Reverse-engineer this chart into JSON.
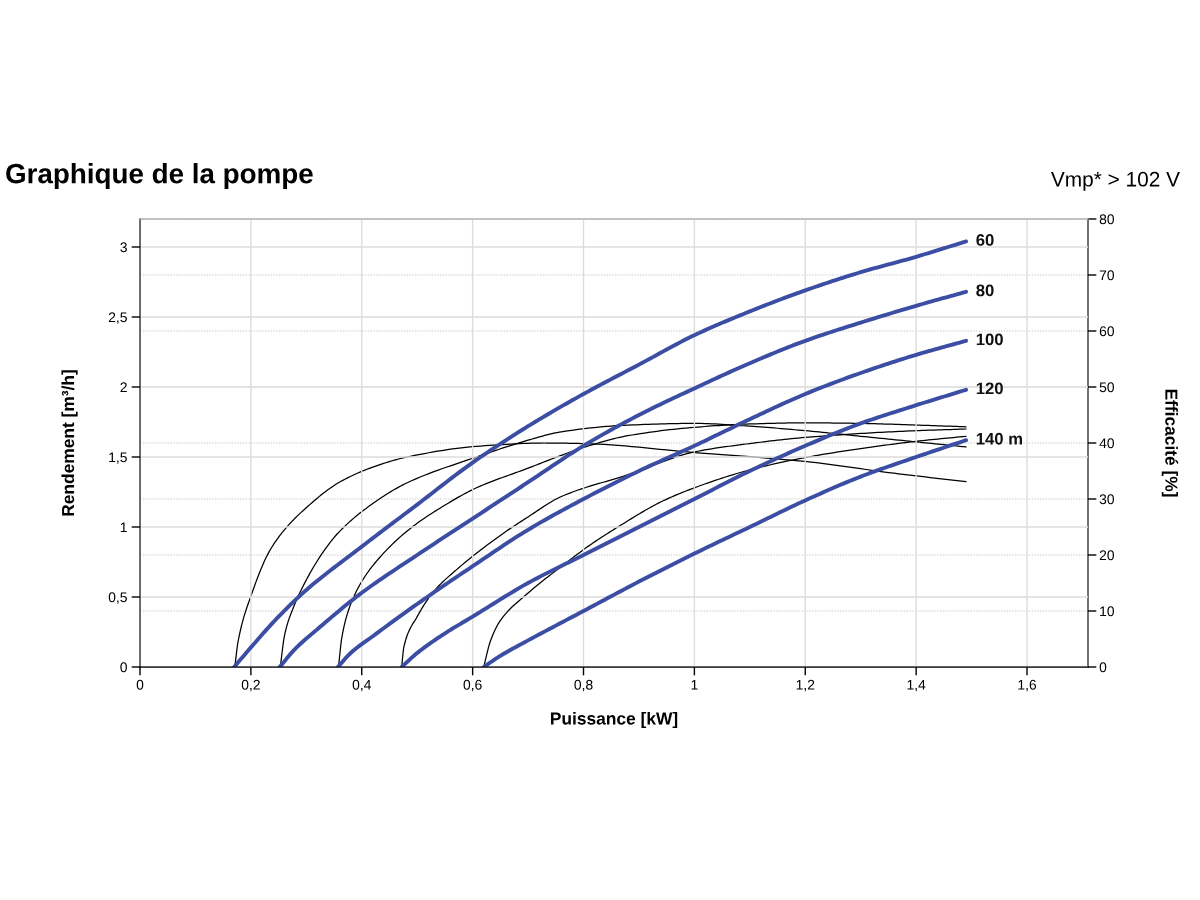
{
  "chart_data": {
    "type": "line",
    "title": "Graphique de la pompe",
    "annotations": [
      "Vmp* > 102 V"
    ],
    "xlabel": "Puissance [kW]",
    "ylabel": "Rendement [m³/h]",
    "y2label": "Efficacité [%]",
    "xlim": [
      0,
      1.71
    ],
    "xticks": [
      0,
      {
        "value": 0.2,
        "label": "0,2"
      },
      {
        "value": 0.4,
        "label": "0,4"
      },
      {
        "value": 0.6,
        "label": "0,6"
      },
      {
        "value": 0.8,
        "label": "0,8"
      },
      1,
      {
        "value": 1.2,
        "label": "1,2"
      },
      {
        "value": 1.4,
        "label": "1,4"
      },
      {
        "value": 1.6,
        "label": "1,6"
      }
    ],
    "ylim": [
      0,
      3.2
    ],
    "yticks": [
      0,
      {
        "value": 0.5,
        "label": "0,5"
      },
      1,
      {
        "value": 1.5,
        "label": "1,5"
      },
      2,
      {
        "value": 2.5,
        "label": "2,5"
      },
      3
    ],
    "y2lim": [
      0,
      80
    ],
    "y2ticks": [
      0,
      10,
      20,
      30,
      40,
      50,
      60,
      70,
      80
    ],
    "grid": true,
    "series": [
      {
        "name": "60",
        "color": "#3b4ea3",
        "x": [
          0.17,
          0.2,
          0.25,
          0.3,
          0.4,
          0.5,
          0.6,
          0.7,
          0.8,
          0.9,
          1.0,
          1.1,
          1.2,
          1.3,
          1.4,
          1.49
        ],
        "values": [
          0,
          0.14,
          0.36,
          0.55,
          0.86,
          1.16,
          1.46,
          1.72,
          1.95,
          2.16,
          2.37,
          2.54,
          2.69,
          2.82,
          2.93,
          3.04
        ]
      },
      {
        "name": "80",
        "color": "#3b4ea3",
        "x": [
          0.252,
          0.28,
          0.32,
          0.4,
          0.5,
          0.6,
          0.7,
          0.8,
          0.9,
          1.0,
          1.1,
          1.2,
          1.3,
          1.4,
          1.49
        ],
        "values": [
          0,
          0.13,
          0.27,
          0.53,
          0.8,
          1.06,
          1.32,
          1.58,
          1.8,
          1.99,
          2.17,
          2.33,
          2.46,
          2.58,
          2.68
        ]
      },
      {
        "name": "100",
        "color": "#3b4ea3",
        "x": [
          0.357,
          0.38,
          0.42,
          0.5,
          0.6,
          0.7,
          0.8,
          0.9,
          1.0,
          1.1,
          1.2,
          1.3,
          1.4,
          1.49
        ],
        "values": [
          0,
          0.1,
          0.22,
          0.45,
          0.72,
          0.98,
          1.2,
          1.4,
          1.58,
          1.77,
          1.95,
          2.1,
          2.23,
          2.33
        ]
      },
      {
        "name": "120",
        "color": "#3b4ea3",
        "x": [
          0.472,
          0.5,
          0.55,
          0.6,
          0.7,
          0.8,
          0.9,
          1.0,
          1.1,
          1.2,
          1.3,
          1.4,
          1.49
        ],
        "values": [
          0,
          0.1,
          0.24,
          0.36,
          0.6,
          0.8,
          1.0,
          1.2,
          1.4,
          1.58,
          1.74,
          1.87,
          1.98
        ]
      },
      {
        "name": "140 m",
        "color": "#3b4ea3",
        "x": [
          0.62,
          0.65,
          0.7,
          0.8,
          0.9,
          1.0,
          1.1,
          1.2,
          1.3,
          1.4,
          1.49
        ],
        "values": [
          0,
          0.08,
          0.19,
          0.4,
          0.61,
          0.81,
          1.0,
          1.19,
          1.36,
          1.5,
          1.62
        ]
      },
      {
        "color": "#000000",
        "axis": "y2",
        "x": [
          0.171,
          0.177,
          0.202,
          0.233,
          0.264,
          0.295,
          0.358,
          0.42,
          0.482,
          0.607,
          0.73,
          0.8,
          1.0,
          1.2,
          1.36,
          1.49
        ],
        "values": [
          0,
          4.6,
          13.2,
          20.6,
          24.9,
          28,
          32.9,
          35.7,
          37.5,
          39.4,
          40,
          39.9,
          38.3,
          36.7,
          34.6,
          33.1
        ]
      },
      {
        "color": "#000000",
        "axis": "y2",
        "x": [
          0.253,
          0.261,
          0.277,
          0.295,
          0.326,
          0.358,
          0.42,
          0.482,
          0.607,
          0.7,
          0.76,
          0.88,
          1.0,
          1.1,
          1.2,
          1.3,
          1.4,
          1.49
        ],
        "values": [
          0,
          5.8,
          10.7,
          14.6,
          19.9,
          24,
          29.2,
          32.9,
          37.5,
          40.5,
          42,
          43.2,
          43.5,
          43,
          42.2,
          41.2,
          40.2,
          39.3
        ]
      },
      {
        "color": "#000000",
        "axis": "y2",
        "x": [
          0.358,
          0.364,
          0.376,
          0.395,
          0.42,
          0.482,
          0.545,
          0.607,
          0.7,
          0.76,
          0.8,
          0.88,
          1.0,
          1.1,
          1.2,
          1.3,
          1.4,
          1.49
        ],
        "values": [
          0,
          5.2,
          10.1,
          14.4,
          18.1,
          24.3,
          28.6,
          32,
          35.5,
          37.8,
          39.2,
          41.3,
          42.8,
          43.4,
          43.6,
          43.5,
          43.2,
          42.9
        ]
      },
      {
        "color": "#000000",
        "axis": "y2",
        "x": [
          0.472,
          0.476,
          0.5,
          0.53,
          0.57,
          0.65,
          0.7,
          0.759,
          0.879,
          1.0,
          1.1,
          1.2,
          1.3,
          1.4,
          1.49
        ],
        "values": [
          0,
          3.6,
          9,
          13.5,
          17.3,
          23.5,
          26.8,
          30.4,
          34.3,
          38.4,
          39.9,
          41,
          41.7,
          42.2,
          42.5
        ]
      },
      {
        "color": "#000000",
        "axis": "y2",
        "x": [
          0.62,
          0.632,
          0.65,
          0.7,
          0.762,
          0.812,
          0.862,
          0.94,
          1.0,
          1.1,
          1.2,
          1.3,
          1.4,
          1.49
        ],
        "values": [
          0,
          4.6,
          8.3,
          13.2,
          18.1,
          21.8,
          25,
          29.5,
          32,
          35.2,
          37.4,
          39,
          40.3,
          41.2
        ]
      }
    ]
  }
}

· · · ·

Each line of the material must be retyped exactly, except that images are omitted.

## Output for this task
Reverse-engineer this chart into JSON.
{
  "chart_data": {
    "type": "line",
    "title": "Graphique de la pompe",
    "annotations": [
      "Vmp* > 102 V"
    ],
    "xlabel": "Puissance [kW]",
    "ylabel": "Rendement [m³/h]",
    "y2label": "Efficacité [%]",
    "xlim": [
      0,
      1.71
    ],
    "xticks": [
      0,
      {
        "value": 0.2,
        "label": "0,2"
      },
      {
        "value": 0.4,
        "label": "0,4"
      },
      {
        "value": 0.6,
        "label": "0,6"
      },
      {
        "value": 0.8,
        "label": "0,8"
      },
      1,
      {
        "value": 1.2,
        "label": "1,2"
      },
      {
        "value": 1.4,
        "label": "1,4"
      },
      {
        "value": 1.6,
        "label": "1,6"
      }
    ],
    "ylim": [
      0,
      3.2
    ],
    "yticks": [
      0,
      {
        "value": 0.5,
        "label": "0,5"
      },
      1,
      {
        "value": 1.5,
        "label": "1,5"
      },
      2,
      {
        "value": 2.5,
        "label": "2,5"
      },
      3
    ],
    "y2lim": [
      0,
      80
    ],
    "y2ticks": [
      0,
      10,
      20,
      30,
      40,
      50,
      60,
      70,
      80
    ],
    "grid": true,
    "series": [
      {
        "name": "60",
        "color": "#3b4ea3",
        "x": [
          0.17,
          0.2,
          0.25,
          0.3,
          0.4,
          0.5,
          0.6,
          0.7,
          0.8,
          0.9,
          1.0,
          1.1,
          1.2,
          1.3,
          1.4,
          1.49
        ],
        "values": [
          0,
          0.14,
          0.36,
          0.55,
          0.86,
          1.16,
          1.46,
          1.72,
          1.95,
          2.16,
          2.37,
          2.54,
          2.69,
          2.82,
          2.93,
          3.04
        ]
      },
      {
        "name": "80",
        "color": "#3b4ea3",
        "x": [
          0.252,
          0.28,
          0.32,
          0.4,
          0.5,
          0.6,
          0.7,
          0.8,
          0.9,
          1.0,
          1.1,
          1.2,
          1.3,
          1.4,
          1.49
        ],
        "values": [
          0,
          0.13,
          0.27,
          0.53,
          0.8,
          1.06,
          1.32,
          1.58,
          1.8,
          1.99,
          2.17,
          2.33,
          2.46,
          2.58,
          2.68
        ]
      },
      {
        "name": "100",
        "color": "#3b4ea3",
        "x": [
          0.357,
          0.38,
          0.42,
          0.5,
          0.6,
          0.7,
          0.8,
          0.9,
          1.0,
          1.1,
          1.2,
          1.3,
          1.4,
          1.49
        ],
        "values": [
          0,
          0.1,
          0.22,
          0.45,
          0.72,
          0.98,
          1.2,
          1.4,
          1.58,
          1.77,
          1.95,
          2.1,
          2.23,
          2.33
        ]
      },
      {
        "name": "120",
        "color": "#3b4ea3",
        "x": [
          0.472,
          0.5,
          0.55,
          0.6,
          0.7,
          0.8,
          0.9,
          1.0,
          1.1,
          1.2,
          1.3,
          1.4,
          1.49
        ],
        "values": [
          0,
          0.1,
          0.24,
          0.36,
          0.6,
          0.8,
          1.0,
          1.2,
          1.4,
          1.58,
          1.74,
          1.87,
          1.98
        ]
      },
      {
        "name": "140 m",
        "color": "#3b4ea3",
        "x": [
          0.62,
          0.65,
          0.7,
          0.8,
          0.9,
          1.0,
          1.1,
          1.2,
          1.3,
          1.4,
          1.49
        ],
        "values": [
          0,
          0.08,
          0.19,
          0.4,
          0.61,
          0.81,
          1.0,
          1.19,
          1.36,
          1.5,
          1.62
        ]
      },
      {
        "color": "#000000",
        "axis": "y2",
        "x": [
          0.171,
          0.177,
          0.202,
          0.233,
          0.264,
          0.295,
          0.358,
          0.42,
          0.482,
          0.607,
          0.73,
          0.8,
          1.0,
          1.2,
          1.36,
          1.49
        ],
        "values": [
          0,
          4.6,
          13.2,
          20.6,
          24.9,
          28,
          32.9,
          35.7,
          37.5,
          39.4,
          40,
          39.9,
          38.3,
          36.7,
          34.6,
          33.1
        ]
      },
      {
        "color": "#000000",
        "axis": "y2",
        "x": [
          0.253,
          0.261,
          0.277,
          0.295,
          0.326,
          0.358,
          0.42,
          0.482,
          0.607,
          0.7,
          0.76,
          0.88,
          1.0,
          1.1,
          1.2,
          1.3,
          1.4,
          1.49
        ],
        "values": [
          0,
          5.8,
          10.7,
          14.6,
          19.9,
          24,
          29.2,
          32.9,
          37.5,
          40.5,
          42,
          43.2,
          43.5,
          43,
          42.2,
          41.2,
          40.2,
          39.3
        ]
      },
      {
        "color": "#000000",
        "axis": "y2",
        "x": [
          0.358,
          0.364,
          0.376,
          0.395,
          0.42,
          0.482,
          0.545,
          0.607,
          0.7,
          0.76,
          0.8,
          0.88,
          1.0,
          1.1,
          1.2,
          1.3,
          1.4,
          1.49
        ],
        "values": [
          0,
          5.2,
          10.1,
          14.4,
          18.1,
          24.3,
          28.6,
          32,
          35.5,
          37.8,
          39.2,
          41.3,
          42.8,
          43.4,
          43.6,
          43.5,
          43.2,
          42.9
        ]
      },
      {
        "color": "#000000",
        "axis": "y2",
        "x": [
          0.472,
          0.476,
          0.5,
          0.53,
          0.57,
          0.65,
          0.7,
          0.759,
          0.879,
          1.0,
          1.1,
          1.2,
          1.3,
          1.4,
          1.49
        ],
        "values": [
          0,
          3.6,
          9,
          13.5,
          17.3,
          23.5,
          26.8,
          30.4,
          34.3,
          38.4,
          39.9,
          41,
          41.7,
          42.2,
          42.5
        ]
      },
      {
        "color": "#000000",
        "axis": "y2",
        "x": [
          0.62,
          0.632,
          0.65,
          0.7,
          0.762,
          0.812,
          0.862,
          0.94,
          1.0,
          1.1,
          1.2,
          1.3,
          1.4,
          1.49
        ],
        "values": [
          0,
          4.6,
          8.3,
          13.2,
          18.1,
          21.8,
          25,
          29.5,
          32,
          35.2,
          37.4,
          39,
          40.3,
          41.2
        ]
      }
    ]
  }
}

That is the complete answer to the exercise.